*Items from a data source*:
--- START ---

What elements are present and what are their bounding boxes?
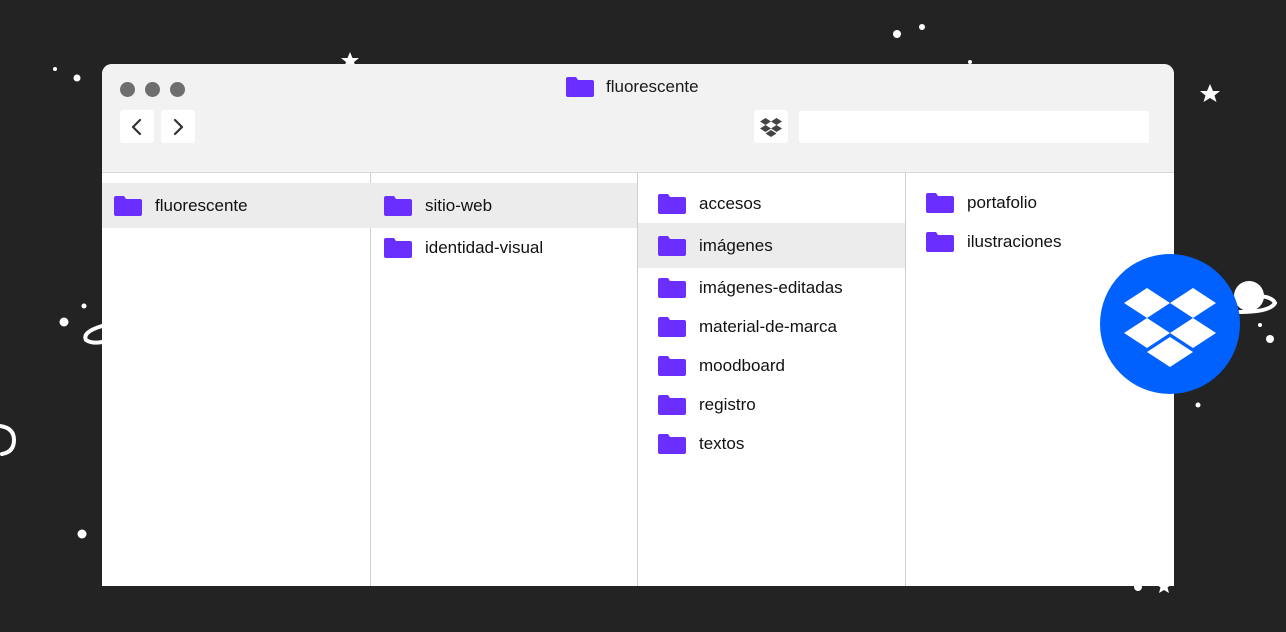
folder-icon bbox=[926, 231, 954, 252]
back-button[interactable] bbox=[120, 110, 154, 143]
folder-icon bbox=[658, 433, 686, 454]
dropbox-icon bbox=[760, 117, 782, 137]
folder-row-fluorescente[interactable]: fluorescente bbox=[102, 183, 370, 228]
folder-row-moodboard[interactable]: moodboard bbox=[638, 346, 905, 385]
folder-row-registro[interactable]: registro bbox=[638, 385, 905, 424]
close-window-button[interactable] bbox=[120, 82, 135, 97]
folder-row-textos[interactable]: textos bbox=[638, 424, 905, 463]
folder-row-identidad-visual[interactable]: identidad-visual bbox=[370, 228, 637, 267]
dropbox-button[interactable] bbox=[754, 110, 788, 143]
folder-row-material-de-marca[interactable]: material-de-marca bbox=[638, 307, 905, 346]
folder-label: portafolio bbox=[967, 192, 1037, 212]
folder-row-portafolio[interactable]: portafolio bbox=[906, 183, 1174, 222]
window-controls bbox=[120, 82, 185, 97]
folder-icon bbox=[658, 355, 686, 376]
folder-icon bbox=[658, 193, 686, 214]
folder-label: textos bbox=[699, 433, 745, 453]
folder-icon bbox=[566, 77, 594, 97]
folder-label: imágenes bbox=[699, 235, 773, 255]
folder-row-imágenes[interactable]: imágenes bbox=[638, 223, 905, 268]
column-2: sitio-web identidad-visual bbox=[370, 173, 638, 586]
folder-label: material-de-marca bbox=[699, 316, 837, 336]
window-title: fluorescente bbox=[566, 76, 699, 98]
folder-icon bbox=[384, 195, 412, 216]
folder-icon bbox=[658, 394, 686, 415]
dropbox-logo-icon bbox=[1124, 288, 1216, 367]
folder-label: sitio-web bbox=[425, 195, 493, 215]
folder-label: registro bbox=[699, 394, 756, 414]
folder-label: accesos bbox=[699, 193, 762, 213]
chevron-left-icon bbox=[131, 118, 142, 135]
dropbox-badge bbox=[1100, 254, 1240, 394]
folder-row-sitio-web[interactable]: sitio-web bbox=[370, 183, 637, 228]
chevron-right-icon bbox=[173, 118, 184, 135]
column-3: accesos imágenes imágenes-editadas material… bbox=[638, 173, 906, 586]
folder-row-accesos[interactable]: accesos bbox=[638, 184, 905, 223]
folder-row-imágenes-editadas[interactable]: imágenes-editadas bbox=[638, 268, 905, 307]
column-1: fluorescente bbox=[102, 173, 371, 586]
folder-icon bbox=[658, 235, 686, 256]
folder-label: identidad-visual bbox=[425, 237, 544, 257]
window-title-text: fluorescente bbox=[606, 77, 699, 96]
folder-label: ilustraciones bbox=[967, 231, 1062, 251]
minimize-window-button[interactable] bbox=[145, 82, 160, 97]
folder-icon bbox=[658, 316, 686, 337]
forward-button[interactable] bbox=[161, 110, 195, 143]
search-input[interactable] bbox=[799, 111, 1149, 143]
title-bar: fluorescente bbox=[102, 64, 1174, 173]
finder-window: fluorescente fluorescente sitio-web ident… bbox=[102, 64, 1174, 586]
folder-icon bbox=[926, 192, 954, 213]
folder-label: moodboard bbox=[699, 355, 786, 375]
zoom-window-button[interactable] bbox=[170, 82, 185, 97]
folder-label: imágenes-editadas bbox=[699, 277, 843, 297]
folder-icon bbox=[114, 195, 142, 216]
folder-icon bbox=[658, 277, 686, 298]
folder-label: fluorescente bbox=[155, 195, 248, 215]
folder-icon bbox=[384, 237, 412, 258]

--- END ---

*Required action*: If a line of the entries above holds the word "registro", count it; report only how many such lines there are.

*Finished task*: 2